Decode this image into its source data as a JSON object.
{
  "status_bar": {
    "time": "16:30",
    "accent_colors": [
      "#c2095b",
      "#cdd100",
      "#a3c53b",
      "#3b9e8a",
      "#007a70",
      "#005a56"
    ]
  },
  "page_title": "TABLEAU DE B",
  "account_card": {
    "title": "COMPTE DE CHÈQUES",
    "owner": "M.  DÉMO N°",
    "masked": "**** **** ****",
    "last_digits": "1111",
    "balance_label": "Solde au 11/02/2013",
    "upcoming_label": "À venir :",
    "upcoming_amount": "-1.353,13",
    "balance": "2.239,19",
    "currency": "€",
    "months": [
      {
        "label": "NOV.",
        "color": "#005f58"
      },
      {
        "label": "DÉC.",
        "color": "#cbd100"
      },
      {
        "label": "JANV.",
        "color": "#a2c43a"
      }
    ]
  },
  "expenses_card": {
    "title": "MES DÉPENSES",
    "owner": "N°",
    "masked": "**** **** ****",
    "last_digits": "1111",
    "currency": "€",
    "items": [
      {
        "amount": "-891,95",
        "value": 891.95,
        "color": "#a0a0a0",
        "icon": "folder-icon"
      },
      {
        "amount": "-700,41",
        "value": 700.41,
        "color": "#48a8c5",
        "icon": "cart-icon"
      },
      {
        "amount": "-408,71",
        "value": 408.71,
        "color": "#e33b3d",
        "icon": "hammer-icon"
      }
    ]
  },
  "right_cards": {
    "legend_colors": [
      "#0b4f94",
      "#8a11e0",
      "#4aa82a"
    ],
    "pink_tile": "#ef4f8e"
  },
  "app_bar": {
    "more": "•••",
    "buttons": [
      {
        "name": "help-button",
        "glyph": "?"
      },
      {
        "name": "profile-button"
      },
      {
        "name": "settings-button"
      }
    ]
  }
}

+---+

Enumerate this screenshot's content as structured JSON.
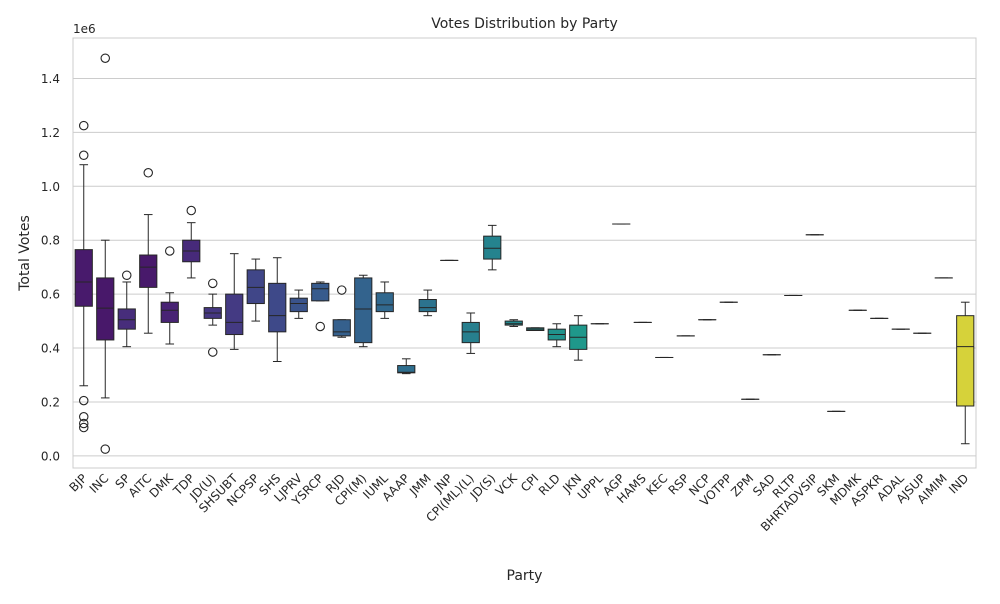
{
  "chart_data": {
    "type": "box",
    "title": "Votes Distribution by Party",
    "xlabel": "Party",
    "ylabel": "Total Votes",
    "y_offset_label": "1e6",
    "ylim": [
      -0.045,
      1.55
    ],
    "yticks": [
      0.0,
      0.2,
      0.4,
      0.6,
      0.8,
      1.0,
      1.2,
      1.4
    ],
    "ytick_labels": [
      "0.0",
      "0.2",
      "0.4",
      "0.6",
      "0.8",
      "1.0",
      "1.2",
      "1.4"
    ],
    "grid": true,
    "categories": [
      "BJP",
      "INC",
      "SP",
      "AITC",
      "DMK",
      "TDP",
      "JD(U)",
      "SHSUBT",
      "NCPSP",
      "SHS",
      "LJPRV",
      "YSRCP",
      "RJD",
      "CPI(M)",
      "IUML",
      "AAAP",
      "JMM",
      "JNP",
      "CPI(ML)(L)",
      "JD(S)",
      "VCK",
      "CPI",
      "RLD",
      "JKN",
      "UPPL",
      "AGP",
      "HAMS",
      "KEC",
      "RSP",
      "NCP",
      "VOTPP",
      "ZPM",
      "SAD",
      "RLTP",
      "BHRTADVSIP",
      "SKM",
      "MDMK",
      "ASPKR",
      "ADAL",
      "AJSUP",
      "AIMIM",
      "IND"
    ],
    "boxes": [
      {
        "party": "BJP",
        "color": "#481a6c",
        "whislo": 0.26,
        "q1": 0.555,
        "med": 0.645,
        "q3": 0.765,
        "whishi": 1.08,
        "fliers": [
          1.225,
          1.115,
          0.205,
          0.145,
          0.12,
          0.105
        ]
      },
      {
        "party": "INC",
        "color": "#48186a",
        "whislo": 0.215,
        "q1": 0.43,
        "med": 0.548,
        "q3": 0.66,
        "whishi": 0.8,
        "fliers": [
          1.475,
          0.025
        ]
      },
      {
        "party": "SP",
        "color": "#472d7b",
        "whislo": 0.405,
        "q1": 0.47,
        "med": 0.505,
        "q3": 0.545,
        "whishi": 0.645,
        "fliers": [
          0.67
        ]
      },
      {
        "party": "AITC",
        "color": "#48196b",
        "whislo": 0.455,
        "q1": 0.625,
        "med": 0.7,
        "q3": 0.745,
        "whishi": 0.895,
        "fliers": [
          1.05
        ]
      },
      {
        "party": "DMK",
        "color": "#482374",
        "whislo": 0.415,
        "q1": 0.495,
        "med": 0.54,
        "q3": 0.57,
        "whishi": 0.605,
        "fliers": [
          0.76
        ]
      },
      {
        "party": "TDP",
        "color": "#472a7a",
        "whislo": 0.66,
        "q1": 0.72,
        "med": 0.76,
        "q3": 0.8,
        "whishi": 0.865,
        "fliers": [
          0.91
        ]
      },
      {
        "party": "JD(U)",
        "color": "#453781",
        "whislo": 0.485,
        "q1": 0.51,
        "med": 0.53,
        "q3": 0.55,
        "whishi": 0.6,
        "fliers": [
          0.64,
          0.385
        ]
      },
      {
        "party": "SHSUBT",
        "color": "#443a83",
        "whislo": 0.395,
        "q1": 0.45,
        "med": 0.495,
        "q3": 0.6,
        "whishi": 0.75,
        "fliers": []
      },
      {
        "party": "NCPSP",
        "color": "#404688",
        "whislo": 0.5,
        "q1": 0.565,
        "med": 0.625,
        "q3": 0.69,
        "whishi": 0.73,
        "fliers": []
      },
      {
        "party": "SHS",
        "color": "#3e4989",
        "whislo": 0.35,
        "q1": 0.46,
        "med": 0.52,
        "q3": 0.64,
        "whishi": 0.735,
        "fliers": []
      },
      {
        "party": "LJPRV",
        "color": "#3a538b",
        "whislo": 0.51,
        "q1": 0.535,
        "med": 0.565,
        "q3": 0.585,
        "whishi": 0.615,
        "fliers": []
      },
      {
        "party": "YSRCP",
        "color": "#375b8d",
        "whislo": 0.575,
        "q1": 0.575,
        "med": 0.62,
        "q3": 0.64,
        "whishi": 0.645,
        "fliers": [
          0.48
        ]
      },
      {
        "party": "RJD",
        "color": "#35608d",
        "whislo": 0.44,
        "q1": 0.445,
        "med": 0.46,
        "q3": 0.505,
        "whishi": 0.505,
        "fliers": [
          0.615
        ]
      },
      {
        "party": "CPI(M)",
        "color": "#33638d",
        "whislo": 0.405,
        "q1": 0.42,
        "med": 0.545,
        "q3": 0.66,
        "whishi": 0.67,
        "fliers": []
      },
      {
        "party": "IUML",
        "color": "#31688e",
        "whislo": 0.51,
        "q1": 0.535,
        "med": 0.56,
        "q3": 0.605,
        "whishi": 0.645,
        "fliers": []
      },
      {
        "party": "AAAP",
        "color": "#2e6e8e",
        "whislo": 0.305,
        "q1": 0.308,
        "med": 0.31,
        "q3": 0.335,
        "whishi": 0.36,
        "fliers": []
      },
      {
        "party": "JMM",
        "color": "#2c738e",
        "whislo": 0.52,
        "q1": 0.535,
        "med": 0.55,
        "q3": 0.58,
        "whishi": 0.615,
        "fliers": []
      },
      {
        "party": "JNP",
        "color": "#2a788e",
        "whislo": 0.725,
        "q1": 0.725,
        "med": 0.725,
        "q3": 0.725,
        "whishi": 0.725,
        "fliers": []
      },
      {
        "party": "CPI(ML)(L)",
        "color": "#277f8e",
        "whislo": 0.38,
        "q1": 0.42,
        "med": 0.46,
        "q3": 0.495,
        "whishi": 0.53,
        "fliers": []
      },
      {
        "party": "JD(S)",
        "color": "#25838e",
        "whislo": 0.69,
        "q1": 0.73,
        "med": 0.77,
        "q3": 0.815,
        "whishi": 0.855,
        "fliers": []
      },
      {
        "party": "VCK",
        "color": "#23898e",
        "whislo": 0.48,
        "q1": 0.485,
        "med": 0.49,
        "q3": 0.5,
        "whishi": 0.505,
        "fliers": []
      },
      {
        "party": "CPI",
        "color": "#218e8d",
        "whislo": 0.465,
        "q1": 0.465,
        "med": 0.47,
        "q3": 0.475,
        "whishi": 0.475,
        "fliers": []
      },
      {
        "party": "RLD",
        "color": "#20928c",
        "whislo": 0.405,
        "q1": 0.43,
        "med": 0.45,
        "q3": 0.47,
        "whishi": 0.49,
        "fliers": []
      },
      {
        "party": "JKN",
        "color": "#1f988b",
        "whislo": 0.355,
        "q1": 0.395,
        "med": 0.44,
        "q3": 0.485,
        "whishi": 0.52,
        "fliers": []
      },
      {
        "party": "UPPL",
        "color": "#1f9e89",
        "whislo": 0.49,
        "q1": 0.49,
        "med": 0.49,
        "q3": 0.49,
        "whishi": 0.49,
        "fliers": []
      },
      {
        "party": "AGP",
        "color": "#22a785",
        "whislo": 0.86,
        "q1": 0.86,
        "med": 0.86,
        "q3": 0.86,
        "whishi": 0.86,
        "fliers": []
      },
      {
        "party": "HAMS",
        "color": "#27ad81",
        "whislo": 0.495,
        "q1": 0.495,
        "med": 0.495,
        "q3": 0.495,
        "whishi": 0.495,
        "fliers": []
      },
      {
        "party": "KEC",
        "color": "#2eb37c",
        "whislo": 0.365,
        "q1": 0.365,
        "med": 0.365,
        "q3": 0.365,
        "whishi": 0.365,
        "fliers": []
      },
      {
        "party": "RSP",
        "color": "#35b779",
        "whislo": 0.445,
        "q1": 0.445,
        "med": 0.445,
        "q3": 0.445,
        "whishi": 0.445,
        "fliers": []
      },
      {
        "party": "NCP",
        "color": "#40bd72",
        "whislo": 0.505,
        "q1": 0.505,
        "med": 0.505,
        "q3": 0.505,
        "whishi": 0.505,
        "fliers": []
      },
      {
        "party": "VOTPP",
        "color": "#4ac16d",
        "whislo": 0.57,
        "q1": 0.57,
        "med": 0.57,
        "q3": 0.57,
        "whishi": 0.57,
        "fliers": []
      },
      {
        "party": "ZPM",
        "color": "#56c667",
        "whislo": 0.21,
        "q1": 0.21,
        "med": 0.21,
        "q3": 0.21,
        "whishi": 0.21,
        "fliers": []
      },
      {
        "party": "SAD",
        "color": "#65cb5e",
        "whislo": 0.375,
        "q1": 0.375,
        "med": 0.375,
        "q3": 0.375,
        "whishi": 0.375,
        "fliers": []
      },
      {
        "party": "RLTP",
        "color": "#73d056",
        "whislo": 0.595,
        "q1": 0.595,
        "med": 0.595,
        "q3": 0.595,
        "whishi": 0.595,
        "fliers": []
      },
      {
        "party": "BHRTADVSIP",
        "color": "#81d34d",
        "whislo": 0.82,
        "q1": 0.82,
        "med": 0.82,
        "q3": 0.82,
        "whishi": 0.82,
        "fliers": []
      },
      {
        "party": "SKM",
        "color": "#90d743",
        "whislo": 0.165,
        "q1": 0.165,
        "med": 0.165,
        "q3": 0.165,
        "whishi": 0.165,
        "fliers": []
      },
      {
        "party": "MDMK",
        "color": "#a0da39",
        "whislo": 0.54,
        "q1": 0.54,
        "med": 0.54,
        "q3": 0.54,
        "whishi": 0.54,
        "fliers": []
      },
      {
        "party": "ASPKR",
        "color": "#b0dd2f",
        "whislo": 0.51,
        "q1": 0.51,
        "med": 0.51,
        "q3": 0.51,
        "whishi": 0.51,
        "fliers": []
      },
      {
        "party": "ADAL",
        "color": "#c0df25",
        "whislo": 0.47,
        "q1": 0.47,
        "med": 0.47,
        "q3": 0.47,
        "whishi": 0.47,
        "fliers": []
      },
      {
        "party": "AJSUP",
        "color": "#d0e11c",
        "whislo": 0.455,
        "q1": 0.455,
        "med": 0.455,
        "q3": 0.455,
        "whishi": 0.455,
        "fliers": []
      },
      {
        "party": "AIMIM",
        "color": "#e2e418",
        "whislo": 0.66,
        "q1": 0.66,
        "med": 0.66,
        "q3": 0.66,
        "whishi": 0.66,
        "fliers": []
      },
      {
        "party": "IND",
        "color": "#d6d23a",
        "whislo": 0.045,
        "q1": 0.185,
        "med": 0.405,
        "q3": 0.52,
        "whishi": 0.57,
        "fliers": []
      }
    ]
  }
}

+---+

▸ **Task requirements**
Identify every line above that includes the word "name", and show those lines.

▸ **Written answer**
        "name": "help-button",
        "name": "profile-button"
        "name": "settings-button"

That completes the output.